[PROVIDED DATA start]
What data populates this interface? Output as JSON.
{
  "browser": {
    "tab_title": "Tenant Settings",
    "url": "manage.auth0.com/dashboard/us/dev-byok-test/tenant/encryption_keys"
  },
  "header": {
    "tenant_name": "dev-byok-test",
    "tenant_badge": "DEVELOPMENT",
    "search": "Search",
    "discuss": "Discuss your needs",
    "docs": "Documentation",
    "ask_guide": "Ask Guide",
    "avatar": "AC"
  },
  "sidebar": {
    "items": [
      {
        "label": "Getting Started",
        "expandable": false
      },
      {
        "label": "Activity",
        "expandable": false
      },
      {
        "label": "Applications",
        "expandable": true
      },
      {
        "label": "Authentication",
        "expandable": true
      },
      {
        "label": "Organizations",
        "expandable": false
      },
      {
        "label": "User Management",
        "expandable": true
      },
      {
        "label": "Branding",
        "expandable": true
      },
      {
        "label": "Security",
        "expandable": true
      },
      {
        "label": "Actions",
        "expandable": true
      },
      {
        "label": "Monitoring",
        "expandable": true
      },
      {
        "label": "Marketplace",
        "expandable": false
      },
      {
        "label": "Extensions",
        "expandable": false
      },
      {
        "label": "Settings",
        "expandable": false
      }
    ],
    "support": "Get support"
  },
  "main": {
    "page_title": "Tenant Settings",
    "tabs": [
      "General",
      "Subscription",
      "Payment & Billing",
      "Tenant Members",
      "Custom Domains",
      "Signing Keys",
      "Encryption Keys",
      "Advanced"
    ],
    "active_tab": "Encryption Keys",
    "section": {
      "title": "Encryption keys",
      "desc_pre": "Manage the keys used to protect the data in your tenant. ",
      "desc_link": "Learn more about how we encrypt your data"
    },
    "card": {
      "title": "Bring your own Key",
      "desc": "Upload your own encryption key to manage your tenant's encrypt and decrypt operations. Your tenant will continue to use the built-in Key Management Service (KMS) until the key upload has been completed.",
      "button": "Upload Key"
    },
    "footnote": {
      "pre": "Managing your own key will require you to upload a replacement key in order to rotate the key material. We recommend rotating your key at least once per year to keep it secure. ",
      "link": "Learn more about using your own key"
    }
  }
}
[PROVIDED DATA end]
• EXERCISE OBJECTIVE: Copy in full each line that holds the word "Management".

• RESPONSE TO THE EXERCISE:
        "label": "User Management",
      "desc": "Upload your own encryption key to manage your tenant's encrypt and decrypt operations. Your tenant will continue to use the built-in Key Management Service (KMS) until the key upload has been completed.",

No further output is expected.